### TASK SET
[1] In the NSF panel review, where does the PI work?
[2] Continue the NSF panel review from where it stops.

### STUDY TEXT
______

How NSF Review Panels Would Evaluate This

Intellectual Merit: Poor

Criterion: Does the proposed activity advance knowledge and understanding?

Panel Assessment: The proposal makes extraordinary claims without adequate preliminary data. The applicant asserts that Newtonian mechanics—the foundation of physics for over 200 years—requires fundamental revision yet provides no experimental evidence supporting this radical departure.

Specific Concerns:

Lack of Preliminary Results: The proposal contains no preliminary data demonstrating the feasibility of the approach. There are no prior publications by the applicant in peer-reviewed physics journals. The applicant references his own unpublished manuscripts, which cannot be evaluated.

Methodology Insufficient: The proposed “thought experiments” do not constitute rigorous scientific methodology. How will hypotheses be tested? What experimental validation is planned? The proposal describes mathematical derivations but provides no pathway to empirical verification. Without experimental confirmation, these remain untestable speculations.

Contradicts Established Science: The proposal challenges Newton’s laws of motion and the existence of the luminiferous ether—concepts supported by centuries of successful physics. While scientific progress requires questioning assumptions, such fundamental challenges require extraordinary evidence. The applicant provides none.

Lack of Expertise: The PI works at a patent office and has no formal research position. He has no advisor supporting this work, no collaborators at research institutions, and no track record in theoretical physics. His biosketch lists a doctorate from the University of Zurich but no subsequent research appointments or publications in relevant areas.

Representative Reviewer Comments:

Reviewer 1: “While the mathematical treatment shows some sophistication, the fundamental premise—that simultaneity is relative—contradicts basic physical intuition and has no experimental support. The proposal reads more like philosophy than physics.”

Reviewer 2: “The applicant’s treatment of the photoelectric effect proposes that light behaves as discrete particles, directly contradicting Maxwell’s well-established wave theory. This is not innovation; it’s contradiction without justification.”

Reviewer 3: “I appreciate the applicant’s ambition, but this proposal is not ready for funding. I recommend the PI establish himself at a research institution, publish preliminary findings, and gather experimental evidence before requesting support for such speculative work. Perhaps a collaboration with experimentalists at a major university would strengthen future submissions.”

Broader Impacts: Very Poor

Criterion: Does the proposed activity benefit society and achieve specific societal outcomes?

Panel Assessment: The proposal fails to articulate any concrete broader impacts. The work is purely theoretical with no clear pathway to societal benefit.

Specific Concerns:

No Clear Applications: The proposal does not explain how reconceptualizing space and time would benefit society. What problems would this solve? What technologies would it enable? The PI suggests the work is “fundamental” but provides no examples of potential applications.

No Educational Component: There is no plan for training students or postdocs. The PI works alone at a patent office, with no access to students and no institutional infrastructure for education and training.

______

### PROVIDED DATA
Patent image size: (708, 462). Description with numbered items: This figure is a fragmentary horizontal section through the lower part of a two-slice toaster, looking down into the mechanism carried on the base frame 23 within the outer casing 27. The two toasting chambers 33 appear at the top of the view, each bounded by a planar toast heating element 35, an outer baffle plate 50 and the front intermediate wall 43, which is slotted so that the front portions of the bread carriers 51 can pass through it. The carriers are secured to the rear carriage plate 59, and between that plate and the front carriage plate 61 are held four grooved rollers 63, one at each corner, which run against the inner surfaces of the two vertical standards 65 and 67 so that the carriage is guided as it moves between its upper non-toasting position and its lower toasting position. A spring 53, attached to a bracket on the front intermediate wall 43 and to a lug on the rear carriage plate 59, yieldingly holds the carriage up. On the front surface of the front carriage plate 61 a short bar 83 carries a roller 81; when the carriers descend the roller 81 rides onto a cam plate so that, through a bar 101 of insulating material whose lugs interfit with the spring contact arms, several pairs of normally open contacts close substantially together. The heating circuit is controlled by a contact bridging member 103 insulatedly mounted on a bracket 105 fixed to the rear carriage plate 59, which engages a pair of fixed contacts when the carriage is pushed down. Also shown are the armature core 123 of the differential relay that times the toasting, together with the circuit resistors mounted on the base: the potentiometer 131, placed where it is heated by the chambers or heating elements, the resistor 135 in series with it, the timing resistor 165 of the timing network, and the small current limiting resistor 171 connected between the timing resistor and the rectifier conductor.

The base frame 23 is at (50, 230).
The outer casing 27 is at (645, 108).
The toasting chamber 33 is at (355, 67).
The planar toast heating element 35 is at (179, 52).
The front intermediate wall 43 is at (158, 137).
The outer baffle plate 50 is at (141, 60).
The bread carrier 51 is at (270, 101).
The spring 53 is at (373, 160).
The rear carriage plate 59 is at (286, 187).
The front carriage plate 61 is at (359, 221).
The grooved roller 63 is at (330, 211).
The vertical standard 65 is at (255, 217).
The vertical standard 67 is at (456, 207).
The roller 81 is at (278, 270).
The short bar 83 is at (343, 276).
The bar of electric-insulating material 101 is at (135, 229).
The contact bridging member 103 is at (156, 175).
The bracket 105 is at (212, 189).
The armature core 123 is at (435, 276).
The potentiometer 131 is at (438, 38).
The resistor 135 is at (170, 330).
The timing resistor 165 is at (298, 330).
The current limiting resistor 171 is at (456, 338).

______

### RESPONSES
[1] At a patent office.

[2]
No Outreach Plan: The proposal includes no activities to communicate findings to the public or policymakers. There is no plan for broader dissemination beyond potential publication in physics journals.

Questionable Impact Timeline: Even if the proposed theories are correct, the proposal provides no timeline for practical applications. How long until these ideas translate into societal benefit? The proposal is silent on this critical question.

Representative Reviewer Comments:

Reviewer 1: “The broader impacts section is essentially non-existent. The PI states that ‘fundamental understanding of nature has intrinsic value,’ but this does not meet NSF’s requirement for concrete societal outcomes.”

Reviewer 2: “I cannot envision how this work, even if successful, would lead to practical applications within a reasonable timeframe. The proposal needs to articulate a clear pathway from theory to impact.”

Reviewer 3: “NSF has limited resources and must prioritize research with demonstrable benefits to society. This proposal does not make that case.”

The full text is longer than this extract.